__PASSAGE GIVEN__

↓

# Greetings all



## Vlad (Aug 2, 2005)

Hello everyone. I see some of my friends made it here and never told me about this place......hmmmmmmmm, lol. Luckily for me I did a prop swap with Zombie recently, and his name in a links section on another forum led me here. I'm a yard haunter here in NJ. I've been doing it to some degree ever since 1977. Yeah, I'm old. I'm looking forward to spending eternity here with you all. Vlad


----------



## RAXL (Jul 9, 2004)

Howdy.


----------



## Lotus (Nov 12, 2004)

Hey Uncle Ken


----------



## Zombie-F (Apr 12, 2004)

Welcome aboard Ken! Now we have two Kens on the site. Could be confusing.


----------



## Vlad (Aug 2, 2005)

Lotus, When I told you to go out and play in the street, I didn't mean Unpleasant St., lol.


----------



## Lotus (Nov 12, 2004)

Well I thought this is what you meant


----------



## Sinister (Apr 18, 2004)

Welcome aboard! I am the other Ken . It's always cool to see someone else that has your name on the board.


----------



## Blackwidow (Jul 9, 2005)

Leave the window open and look who flies in. Hi Vlad, glad you could make it


----------



## Vlad (Aug 2, 2005)

Thanks everyone, it feels like home already.


----------



## feral cat (Jul 27, 2004)

Welcome


----------



## Vlad (Aug 2, 2005)

Thanks feral, I'm glad to be here for sure.


----------



## Blackdawn (Aug 15, 2005)

Glad to see you here Vlad. Already seems like home here on Unpleasant St.


----------



## Zombie-F (Apr 12, 2004)

Hey, welcome aboard Blackdawn. Feel free to say "hi" in your own Welcome Room thread. Nice to see some more familiar faces here.


----------



## Vlad (Aug 2, 2005)

Ditto on my part Blackdawn.


----------



## SuFiKitten77 (Jul 19, 2005)

_Welcome Vlad .. great to have you aboard _


----------



## hollyberry (Aug 24, 2005)

Vlad !!! You Blood Sucker You!!!


----------



## Vlad (Aug 2, 2005)

Holly....Shhhh....You'll give me away, hehehe


----------

↑

__INFORMATION SHOWN__
↓

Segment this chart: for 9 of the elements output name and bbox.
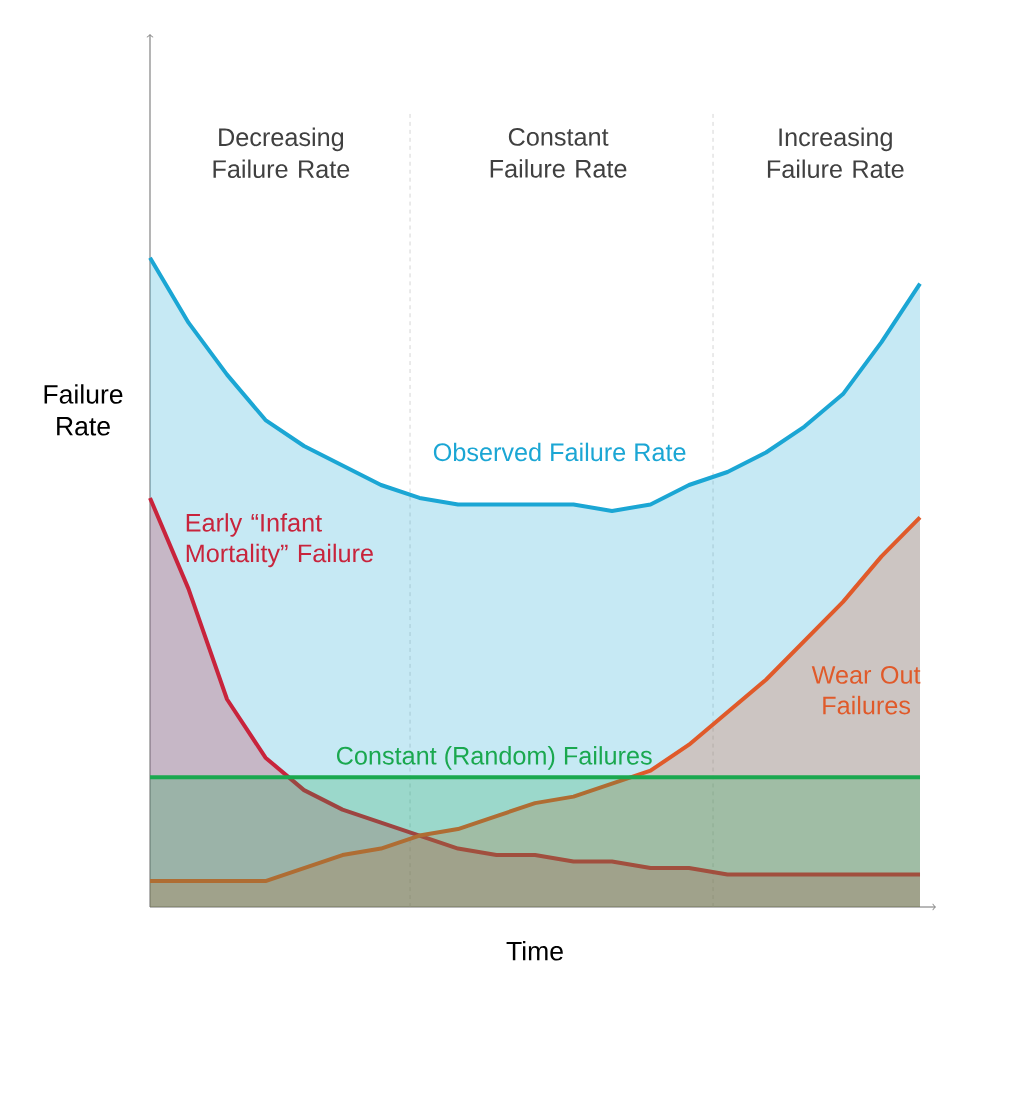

↑

__EXERCISE INSTRUCTIONS__
A) Rewrite the paragraph in the welcome thread that begins "Hello everyone. I see some of my friends" as a shorter version that keeps its main facts.
B) Write out the welcome thread word for word from "Hello everyone. I" to "(Jul 9, 2004)".

__ANSWERS PROVIDED__
A) Vlad found the site on his own, since friends who were already here never told him about it. After a recent prop swap with Zombie, he saw Zombie's name in a links section on another forum and followed it here. He is a yard haunter in NJ who has done it to some degree since 1977, and he looks forward to spending eternity with everyone here.

B)
Hello everyone. I see some of my friends made it here and never told me about this place......hmmmmmmmm, lol. Luckily for me I did a prop swap with Zombie recently, and his name in a links section on another forum led me here. I'm a yard haunter here in NJ. I've been doing it to some degree ever since 1977. Yeah, I'm old. I'm looking forward to spending eternity here with you all. Vlad


----------



## RAXL (Jul 9, 2004)